## Set exercise
Lay out each line of the entries below as a JSON list of strings, one string per line, skipping any blank lines.

---------------

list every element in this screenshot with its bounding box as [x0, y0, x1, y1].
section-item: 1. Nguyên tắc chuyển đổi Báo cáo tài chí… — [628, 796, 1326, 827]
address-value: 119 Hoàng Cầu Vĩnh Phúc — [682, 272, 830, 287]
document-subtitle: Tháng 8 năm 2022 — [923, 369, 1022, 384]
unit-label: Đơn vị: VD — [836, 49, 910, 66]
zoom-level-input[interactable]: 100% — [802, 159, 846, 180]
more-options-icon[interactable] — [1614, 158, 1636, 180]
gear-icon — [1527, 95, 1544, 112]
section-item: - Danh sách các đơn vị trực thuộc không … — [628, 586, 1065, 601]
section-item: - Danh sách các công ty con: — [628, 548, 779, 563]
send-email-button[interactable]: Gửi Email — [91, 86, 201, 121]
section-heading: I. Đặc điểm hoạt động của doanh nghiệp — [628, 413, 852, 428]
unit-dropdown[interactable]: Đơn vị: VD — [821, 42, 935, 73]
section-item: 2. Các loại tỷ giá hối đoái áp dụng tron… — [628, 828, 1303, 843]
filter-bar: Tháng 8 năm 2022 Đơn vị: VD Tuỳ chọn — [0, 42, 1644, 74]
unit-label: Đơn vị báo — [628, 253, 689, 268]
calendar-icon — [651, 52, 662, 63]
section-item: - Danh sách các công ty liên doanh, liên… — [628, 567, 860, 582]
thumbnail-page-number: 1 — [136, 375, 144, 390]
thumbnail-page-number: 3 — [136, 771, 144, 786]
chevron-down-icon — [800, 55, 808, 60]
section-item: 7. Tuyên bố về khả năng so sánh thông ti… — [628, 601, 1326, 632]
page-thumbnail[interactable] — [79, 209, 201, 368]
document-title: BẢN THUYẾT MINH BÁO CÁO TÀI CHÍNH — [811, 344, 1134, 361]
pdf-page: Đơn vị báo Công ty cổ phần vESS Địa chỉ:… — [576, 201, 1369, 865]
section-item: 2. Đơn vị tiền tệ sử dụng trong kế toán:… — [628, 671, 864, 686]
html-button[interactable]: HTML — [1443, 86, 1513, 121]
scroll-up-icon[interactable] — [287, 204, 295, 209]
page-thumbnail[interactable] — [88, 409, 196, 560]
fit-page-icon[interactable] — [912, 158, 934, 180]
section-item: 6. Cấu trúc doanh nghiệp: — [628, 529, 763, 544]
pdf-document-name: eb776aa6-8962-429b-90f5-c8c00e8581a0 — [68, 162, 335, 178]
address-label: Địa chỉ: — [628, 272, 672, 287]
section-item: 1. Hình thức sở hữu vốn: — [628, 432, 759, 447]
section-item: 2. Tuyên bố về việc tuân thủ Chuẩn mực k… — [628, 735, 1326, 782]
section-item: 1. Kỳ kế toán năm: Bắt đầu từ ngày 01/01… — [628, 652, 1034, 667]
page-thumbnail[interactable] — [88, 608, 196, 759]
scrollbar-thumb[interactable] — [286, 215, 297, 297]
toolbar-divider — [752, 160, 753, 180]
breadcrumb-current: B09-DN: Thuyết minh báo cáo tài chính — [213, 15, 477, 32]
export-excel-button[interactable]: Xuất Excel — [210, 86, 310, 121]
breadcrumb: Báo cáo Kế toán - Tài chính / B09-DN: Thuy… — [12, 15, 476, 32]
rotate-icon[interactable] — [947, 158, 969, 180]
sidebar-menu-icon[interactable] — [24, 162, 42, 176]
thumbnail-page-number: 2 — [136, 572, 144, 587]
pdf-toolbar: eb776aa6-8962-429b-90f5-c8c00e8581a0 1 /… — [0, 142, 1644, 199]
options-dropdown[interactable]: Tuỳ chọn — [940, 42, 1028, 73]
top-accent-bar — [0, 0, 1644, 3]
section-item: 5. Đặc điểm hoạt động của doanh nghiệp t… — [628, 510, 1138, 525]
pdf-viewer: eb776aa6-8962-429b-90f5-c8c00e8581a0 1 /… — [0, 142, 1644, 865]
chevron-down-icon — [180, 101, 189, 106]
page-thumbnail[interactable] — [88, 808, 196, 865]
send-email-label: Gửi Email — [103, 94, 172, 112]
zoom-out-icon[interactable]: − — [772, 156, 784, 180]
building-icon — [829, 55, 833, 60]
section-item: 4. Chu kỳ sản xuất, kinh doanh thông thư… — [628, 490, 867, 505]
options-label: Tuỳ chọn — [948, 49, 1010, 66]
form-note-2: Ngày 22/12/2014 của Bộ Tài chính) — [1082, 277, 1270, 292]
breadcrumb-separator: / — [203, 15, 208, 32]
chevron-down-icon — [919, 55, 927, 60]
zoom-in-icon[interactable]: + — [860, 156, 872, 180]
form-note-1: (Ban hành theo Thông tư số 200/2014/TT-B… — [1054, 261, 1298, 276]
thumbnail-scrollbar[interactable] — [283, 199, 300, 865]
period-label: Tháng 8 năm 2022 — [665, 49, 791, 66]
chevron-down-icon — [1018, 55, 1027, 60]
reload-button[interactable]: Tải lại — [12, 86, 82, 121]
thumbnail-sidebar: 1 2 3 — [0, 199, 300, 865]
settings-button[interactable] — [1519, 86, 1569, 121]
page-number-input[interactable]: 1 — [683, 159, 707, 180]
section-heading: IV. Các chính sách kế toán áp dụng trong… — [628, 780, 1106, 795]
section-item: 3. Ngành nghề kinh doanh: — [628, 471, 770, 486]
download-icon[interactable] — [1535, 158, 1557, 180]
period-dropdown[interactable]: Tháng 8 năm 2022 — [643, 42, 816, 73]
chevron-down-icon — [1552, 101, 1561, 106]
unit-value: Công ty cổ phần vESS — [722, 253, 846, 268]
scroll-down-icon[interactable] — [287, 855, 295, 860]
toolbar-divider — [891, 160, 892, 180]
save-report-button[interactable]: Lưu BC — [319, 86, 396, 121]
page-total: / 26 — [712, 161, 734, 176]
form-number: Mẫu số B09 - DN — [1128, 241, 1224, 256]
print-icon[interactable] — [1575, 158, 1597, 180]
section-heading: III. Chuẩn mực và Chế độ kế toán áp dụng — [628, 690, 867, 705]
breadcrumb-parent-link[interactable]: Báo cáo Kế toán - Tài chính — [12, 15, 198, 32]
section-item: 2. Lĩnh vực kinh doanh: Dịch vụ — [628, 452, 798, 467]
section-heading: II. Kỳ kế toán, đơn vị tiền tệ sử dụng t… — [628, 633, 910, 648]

---------------

## Correct output
[
  "list every element in this screenshot with its bounding box as [x0, y0, x1, y1].",
  "section-item: 1. Nguyên tắc chuyển đổi Báo cáo tài chí… — [628, 796, 1326, 827]",
  "address-value: 119 Hoàng Cầu Vĩnh Phúc — [682, 272, 830, 287]",
  "document-subtitle: Tháng 8 năm 2022 — [923, 369, 1022, 384]",
  "unit-label: Đơn vị: VD — [836, 49, 910, 66]",
  "zoom-level-input[interactable]: 100% — [802, 159, 846, 180]",
  "more-options-icon[interactable] — [1614, 158, 1636, 180]",
  "gear-icon — [1527, 95, 1544, 112]",
  "section-item: - Danh sách các đơn vị trực thuộc không … — [628, 586, 1065, 601]",
  "section-item: - Danh sách các công ty con: — [628, 548, 779, 563]",
  "send-email-button[interactable]: Gửi Email — [91, 86, 201, 121]",
  "section-heading: I. Đặc điểm hoạt động của doanh nghiệp — [628, 413, 852, 428]",
  "unit-dropdown[interactable]: Đơn vị: VD — [821, 42, 935, 73]",
  "section-item: 2. Các loại tỷ giá hối đoái áp dụng tron… — [628, 828, 1303, 843]",
  "filter-bar: Tháng 8 năm 2022 Đơn vị: VD Tuỳ chọn — [0, 42, 1644, 74]",
  "unit-label: Đơn vị báo — [628, 253, 689, 268]",
  "calendar-icon — [651, 52, 662, 63]",
  "section-item: - Danh sách các công ty liên doanh, liên… — [628, 567, 860, 582]",
  "thumbnail-page-number: 1 — [136, 375, 144, 390]",
  "thumbnail-page-number: 3 — [136, 771, 144, 786]",
  "chevron-down-icon — [800, 55, 808, 60]",
  "section-item: 7. Tuyên bố về khả năng so sánh thông ti… — [628, 601, 1326, 632]",
  "page-thumbnail[interactable] — [79, 209, 201, 368]",
  "document-title: BẢN THUYẾT MINH BÁO CÁO TÀI CHÍNH — [811, 344, 1134, 361]",
  "pdf-page: Đơn vị báo Công ty cổ phần vESS Địa chỉ:… — [576, 201, 1369, 865]",
  "section-item: 2. Đơn vị tiền tệ sử dụng trong kế toán:… — [628, 671, 864, 686]",
  "html-button[interactable]: HTML — [1443, 86, 1513, 121]",
  "scroll-up-icon[interactable] — [287, 204, 295, 209]",
  "page-thumbnail[interactable] — [88, 409, 196, 560]",
  "fit-page-icon[interactable] — [912, 158, 934, 180]",
  "section-item: 6. Cấu trúc doanh nghiệp: — [628, 529, 763, 544]",
  "pdf-document-name: eb776aa6-8962-429b-90f5-c8c00e8581a0 — [68, 162, 335, 178]",
  "address-label: Địa chỉ: — [628, 272, 672, 287]",
  "section-item: 1. Hình thức sở hữu vốn: — [628, 432, 759, 447]",
  "section-item: 2. Tuyên bố về việc tuân thủ Chuẩn mực k… — [628, 735, 1326, 782]",
  "section-item: 1. Kỳ kế toán năm: Bắt đầu từ ngày 01/01… — [628, 652, 1034, 667]",
  "page-thumbnail[interactable] — [88, 608, 196, 759]",
  "scrollbar-thumb[interactable] — [286, 215, 297, 297]",
  "toolbar-divider — [752, 160, 753, 180]",
  "breadcrumb-current: B09-DN: Thuyết minh báo cáo tài chính — [213, 15, 477, 32]",
  "export-excel-button[interactable]: Xuất Excel — [210, 86, 310, 121]",
  "breadcrumb: Báo cáo Kế toán - Tài chính / B09-DN: Thuy… — [12, 15, 476, 32]",
  "rotate-icon[interactable] — [947, 158, 969, 180]",
  "sidebar-menu-icon[interactable] — [24, 162, 42, 176]",
  "thumbnail-page-number: 2 — [136, 572, 144, 587]",
  "pdf-toolbar: eb776aa6-8962-429b-90f5-c8c00e8581a0 1 /… — [0, 142, 1644, 199]",
  "options-dropdown[interactable]: Tuỳ chọn — [940, 42, 1028, 73]",
  "top-accent-bar — [0, 0, 1644, 3]",
  "section-item: 5. Đặc điểm hoạt động của doanh nghiệp t… — [628, 510, 1138, 525]",
  "pdf-viewer: eb776aa6-8962-429b-90f5-c8c00e8581a0 1 /… — [0, 142, 1644, 865]",
  "chevron-down-icon — [180, 101, 189, 106]",
  "page-thumbnail[interactable] — [88, 808, 196, 865]",
  "send-email-label: Gửi Email — [103, 94, 172, 112]",
  "zoom-out-icon[interactable]: − — [772, 156, 784, 180]",
  "building-icon — [829, 55, 833, 60]",
  "section-item: 4. Chu kỳ sản xuất, kinh doanh thông thư… — [628, 490, 867, 505]",
  "options-label: Tuỳ chọn — [948, 49, 1010, 66]",
  "form-note-2: Ngày 22/12/2014 của Bộ Tài chính) — [1082, 277, 1270, 292]",
  "breadcrumb-separator: / — [203, 15, 208, 32]",
  "chevron-down-icon — [919, 55, 927, 60]",
  "zoom-in-icon[interactable]: + — [860, 156, 872, 180]",
  "form-note-1: (Ban hành theo Thông tư số 200/2014/TT-B… — [1054, 261, 1298, 276]",
  "thumbnail-scrollbar[interactable] — [283, 199, 300, 865]",
  "period-label: Tháng 8 năm 2022 — [665, 49, 791, 66]",
  "chevron-down-icon — [1018, 55, 1027, 60]",
  "reload-button[interactable]: Tải lại — [12, 86, 82, 121]",
  "thumbnail-sidebar: 1 2 3 — [0, 199, 300, 865]",
  "settings-button[interactable] — [1519, 86, 1569, 121]",
  "page-number-input[interactable]: 1 — [683, 159, 707, 180]",
  "section-heading: IV. Các chính sách kế toán áp dụng trong… — [628, 780, 1106, 795]",
  "section-item: 3. Ngành nghề kinh doanh: — [628, 471, 770, 486]",
  "download-icon[interactable] — [1535, 158, 1557, 180]",
  "period-dropdown[interactable]: Tháng 8 năm 2022 — [643, 42, 816, 73]",
  "chevron-down-icon — [1552, 101, 1561, 106]",
  "unit-value: Công ty cổ phần vESS — [722, 253, 846, 268]",
  "scroll-down-icon[interactable] — [287, 855, 295, 860]",
  "toolbar-divider — [891, 160, 892, 180]",
  "save-report-button[interactable]: Lưu BC — [319, 86, 396, 121]",
  "page-total: / 26 — [712, 161, 734, 176]",
  "form-number: Mẫu số B09 - DN — [1128, 241, 1224, 256]",
  "print-icon[interactable] — [1575, 158, 1597, 180]",
  "section-heading: III. Chuẩn mực và Chế độ kế toán áp dụng — [628, 690, 867, 705]",
  "breadcrumb-parent-link[interactable]: Báo cáo Kế toán - Tài chính — [12, 15, 198, 32]",
  "section-item: 2. Lĩnh vực kinh doanh: Dịch vụ — [628, 452, 798, 467]",
  "section-heading: II. Kỳ kế toán, đơn vị tiền tệ sử dụng t… — [628, 633, 910, 648]"
]